TASK GOAL:
Reproduce all the material exactly, minus any pictures it holds.

Start of INPUT

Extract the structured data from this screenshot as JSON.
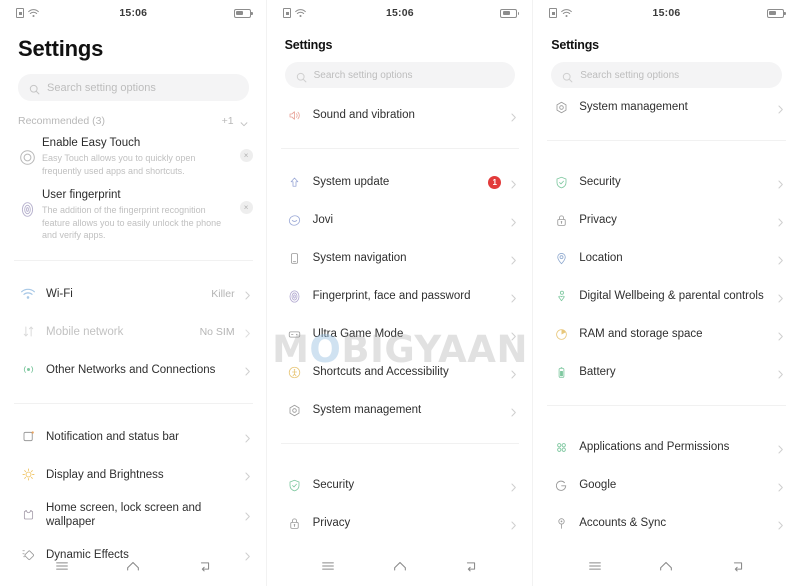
{
  "statusbar": {
    "time": "15:06",
    "sim_icon": "sim-card-icon",
    "wifi_icon": "wifi-icon",
    "battery_icon": "battery-icon"
  },
  "watermark": {
    "part1": "M",
    "part2": "O",
    "part3": "BIGYAAN"
  },
  "search": {
    "placeholder": "Search setting options",
    "icon": "search-icon"
  },
  "navbar": {
    "menu": "menu-icon",
    "home": "home-icon",
    "back": "back-icon"
  },
  "panel1": {
    "title": "Settings",
    "recommended": {
      "label": "Recommended (3)",
      "more": "+1",
      "chevron": "chevron-down-icon"
    },
    "recommendations": [
      {
        "icon": "easy-touch-icon",
        "title": "Enable Easy Touch",
        "desc": "Easy Touch allows you to quickly open frequently used apps and shortcuts.",
        "close": "×"
      },
      {
        "icon": "fingerprint-icon",
        "title": "User fingerprint",
        "desc": "The addition of the fingerprint recognition feature allows you to easily unlock the phone and verify apps.",
        "close": "×"
      }
    ],
    "groups": [
      {
        "items": [
          {
            "icon": "wifi-icon",
            "label": "Wi-Fi",
            "value": "Killer",
            "disabled": false
          },
          {
            "icon": "mobile-network-icon",
            "label": "Mobile network",
            "value": "No SIM",
            "disabled": true
          },
          {
            "icon": "other-networks-icon",
            "label": "Other Networks and Connections",
            "value": "",
            "disabled": false
          }
        ]
      },
      {
        "items": [
          {
            "icon": "notification-bar-icon",
            "label": "Notification and status bar",
            "value": "",
            "disabled": false
          },
          {
            "icon": "brightness-icon",
            "label": "Display and Brightness",
            "value": "",
            "disabled": false
          },
          {
            "icon": "wallpaper-icon",
            "label": "Home screen, lock screen and wallpaper",
            "value": "",
            "disabled": false
          },
          {
            "icon": "dynamic-effects-icon",
            "label": "Dynamic Effects",
            "value": "",
            "disabled": false
          }
        ]
      }
    ]
  },
  "panel2": {
    "title": "Settings",
    "groups": [
      {
        "items": [
          {
            "icon": "sound-icon",
            "label": "Sound and vibration",
            "badge": "",
            "value": ""
          }
        ]
      },
      {
        "items": [
          {
            "icon": "system-update-icon",
            "label": "System update",
            "badge": "1",
            "value": ""
          },
          {
            "icon": "jovi-icon",
            "label": "Jovi",
            "badge": "",
            "value": ""
          },
          {
            "icon": "system-navigation-icon",
            "label": "System navigation",
            "badge": "",
            "value": ""
          },
          {
            "icon": "fingerprint-icon",
            "label": "Fingerprint, face and password",
            "badge": "",
            "value": ""
          },
          {
            "icon": "game-mode-icon",
            "label": "Ultra Game Mode",
            "badge": "",
            "value": ""
          },
          {
            "icon": "accessibility-icon",
            "label": "Shortcuts and Accessibility",
            "badge": "",
            "value": ""
          },
          {
            "icon": "system-management-icon",
            "label": "System management",
            "badge": "",
            "value": ""
          }
        ]
      },
      {
        "items": [
          {
            "icon": "security-icon",
            "label": "Security",
            "badge": "",
            "value": ""
          },
          {
            "icon": "privacy-icon",
            "label": "Privacy",
            "badge": "",
            "value": ""
          }
        ]
      }
    ]
  },
  "panel3": {
    "title": "Settings",
    "groups": [
      {
        "items": [
          {
            "icon": "system-management-icon",
            "label": "System management"
          }
        ]
      },
      {
        "items": [
          {
            "icon": "security-icon",
            "label": "Security"
          },
          {
            "icon": "privacy-icon",
            "label": "Privacy"
          },
          {
            "icon": "location-icon",
            "label": "Location"
          },
          {
            "icon": "digital-wellbeing-icon",
            "label": "Digital Wellbeing & parental controls"
          },
          {
            "icon": "ram-storage-icon",
            "label": "RAM and storage space"
          },
          {
            "icon": "battery-icon",
            "label": "Battery"
          }
        ]
      },
      {
        "items": [
          {
            "icon": "applications-icon",
            "label": "Applications and Permissions"
          },
          {
            "icon": "google-icon",
            "label": "Google"
          },
          {
            "icon": "accounts-sync-icon",
            "label": "Accounts & Sync"
          }
        ]
      }
    ]
  }
}
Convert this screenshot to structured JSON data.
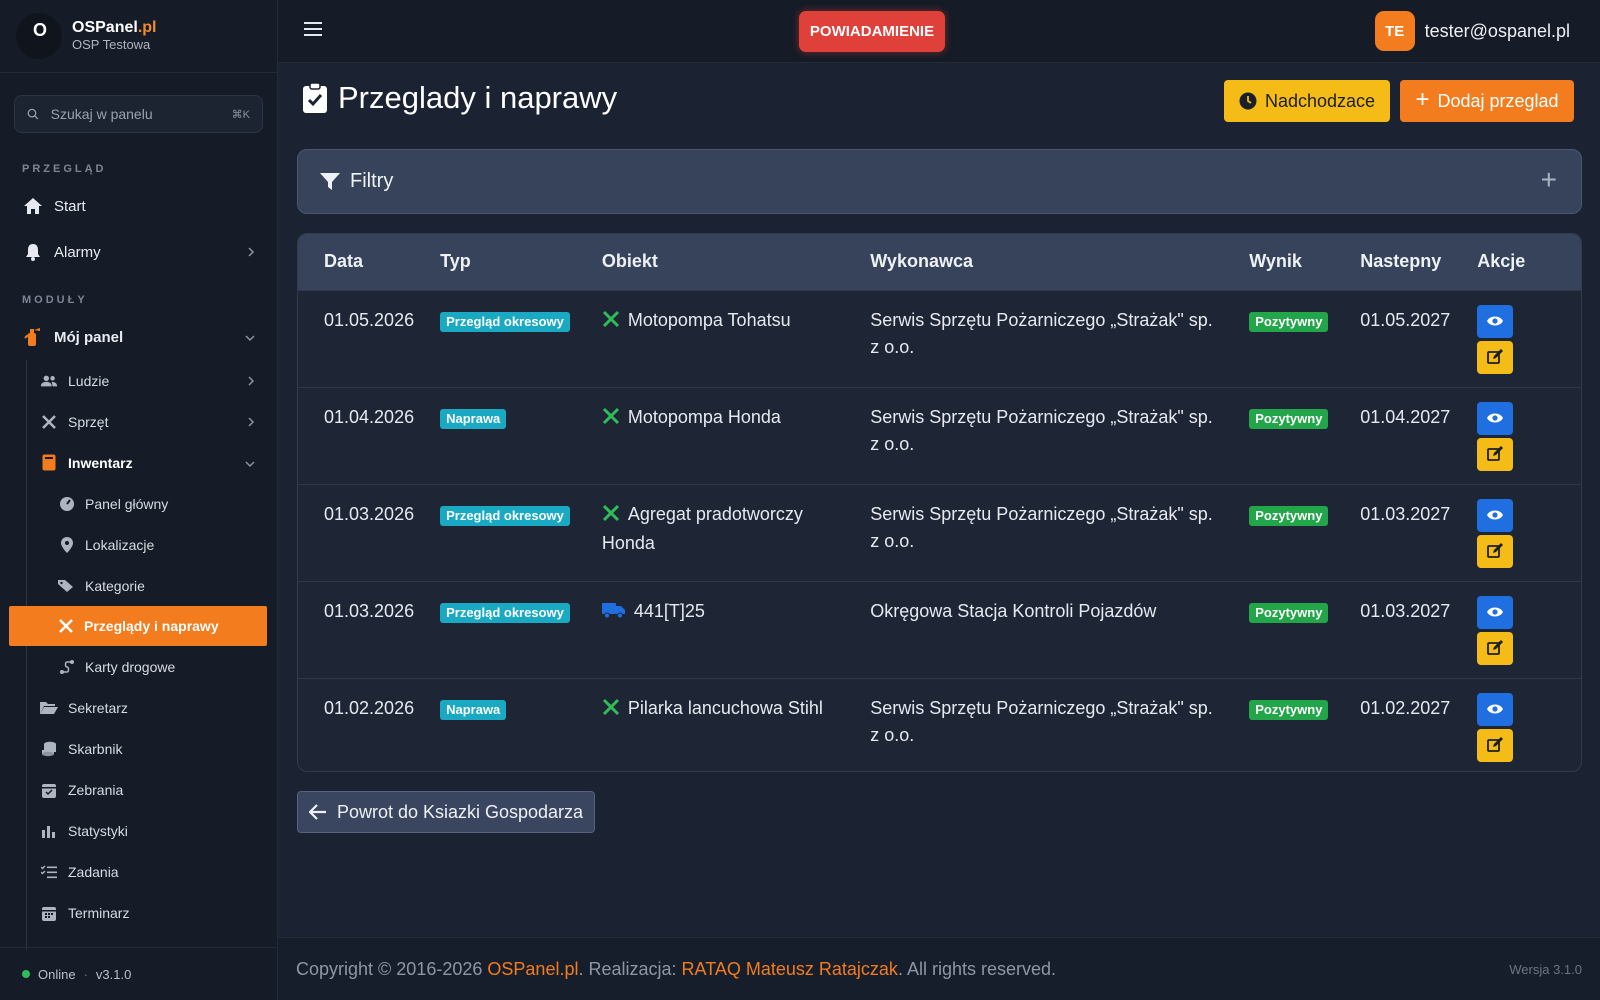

End of INPUT

RESULT OF THIS EXERCISE:
Extract the structured data from this screenshot as JSON.
{
  "statusbar": {
    "time": "15:06",
    "sim_icon": "sim-card-icon",
    "wifi_icon": "wifi-icon",
    "battery_icon": "battery-icon"
  },
  "watermark": {
    "part1": "M",
    "part2": "O",
    "part3": "BIGYAAN"
  },
  "search": {
    "placeholder": "Search setting options",
    "icon": "search-icon"
  },
  "navbar": {
    "menu": "menu-icon",
    "home": "home-icon",
    "back": "back-icon"
  },
  "panel1": {
    "title": "Settings",
    "recommended": {
      "label": "Recommended (3)",
      "more": "+1",
      "chevron": "chevron-down-icon"
    },
    "recommendations": [
      {
        "icon": "easy-touch-icon",
        "title": "Enable Easy Touch",
        "desc": "Easy Touch allows you to quickly open frequently used apps and shortcuts.",
        "close": "×"
      },
      {
        "icon": "fingerprint-icon",
        "title": "User fingerprint",
        "desc": "The addition of the fingerprint recognition feature allows you to easily unlock the phone and verify apps.",
        "close": "×"
      }
    ],
    "groups": [
      {
        "items": [
          {
            "icon": "wifi-icon",
            "label": "Wi-Fi",
            "value": "Killer",
            "disabled": false
          },
          {
            "icon": "mobile-network-icon",
            "label": "Mobile network",
            "value": "No SIM",
            "disabled": true
          },
          {
            "icon": "other-networks-icon",
            "label": "Other Networks and Connections",
            "value": "",
            "disabled": false
          }
        ]
      },
      {
        "items": [
          {
            "icon": "notification-bar-icon",
            "label": "Notification and status bar",
            "value": "",
            "disabled": false
          },
          {
            "icon": "brightness-icon",
            "label": "Display and Brightness",
            "value": "",
            "disabled": false
          },
          {
            "icon": "wallpaper-icon",
            "label": "Home screen, lock screen and wallpaper",
            "value": "",
            "disabled": false
          },
          {
            "icon": "dynamic-effects-icon",
            "label": "Dynamic Effects",
            "value": "",
            "disabled": false
          }
        ]
      }
    ]
  },
  "panel2": {
    "title": "Settings",
    "groups": [
      {
        "items": [
          {
            "icon": "sound-icon",
            "label": "Sound and vibration",
            "badge": "",
            "value": ""
          }
        ]
      },
      {
        "items": [
          {
            "icon": "system-update-icon",
            "label": "System update",
            "badge": "1",
            "value": ""
          },
          {
            "icon": "jovi-icon",
            "label": "Jovi",
            "badge": "",
            "value": ""
          },
          {
            "icon": "system-navigation-icon",
            "label": "System navigation",
            "badge": "",
            "value": ""
          },
          {
            "icon": "fingerprint-icon",
            "label": "Fingerprint, face and password",
            "badge": "",
            "value": ""
          },
          {
            "icon": "game-mode-icon",
            "label": "Ultra Game Mode",
            "badge": "",
            "value": ""
          },
          {
            "icon": "accessibility-icon",
            "label": "Shortcuts and Accessibility",
            "badge": "",
            "value": ""
          },
          {
            "icon": "system-management-icon",
            "label": "System management",
            "badge": "",
            "value": ""
          }
        ]
      },
      {
        "items": [
          {
            "icon": "security-icon",
            "label": "Security",
            "badge": "",
            "value": ""
          },
          {
            "icon": "privacy-icon",
            "label": "Privacy",
            "badge": "",
            "value": ""
          }
        ]
      }
    ]
  },
  "panel3": {
    "title": "Settings",
    "groups": [
      {
        "items": [
          {
            "icon": "system-management-icon",
            "label": "System management"
          }
        ]
      },
      {
        "items": [
          {
            "icon": "security-icon",
            "label": "Security"
          },
          {
            "icon": "privacy-icon",
            "label": "Privacy"
          },
          {
            "icon": "location-icon",
            "label": "Location"
          },
          {
            "icon": "digital-wellbeing-icon",
            "label": "Digital Wellbeing & parental controls"
          },
          {
            "icon": "ram-storage-icon",
            "label": "RAM and storage space"
          },
          {
            "icon": "battery-icon",
            "label": "Battery"
          }
        ]
      },
      {
        "items": [
          {
            "icon": "applications-icon",
            "label": "Applications and Permissions"
          },
          {
            "icon": "google-icon",
            "label": "Google"
          },
          {
            "icon": "accounts-sync-icon",
            "label": "Accounts & Sync"
          }
        ]
      }
    ]
  }
}
Convert this screenshot to structured JSON data.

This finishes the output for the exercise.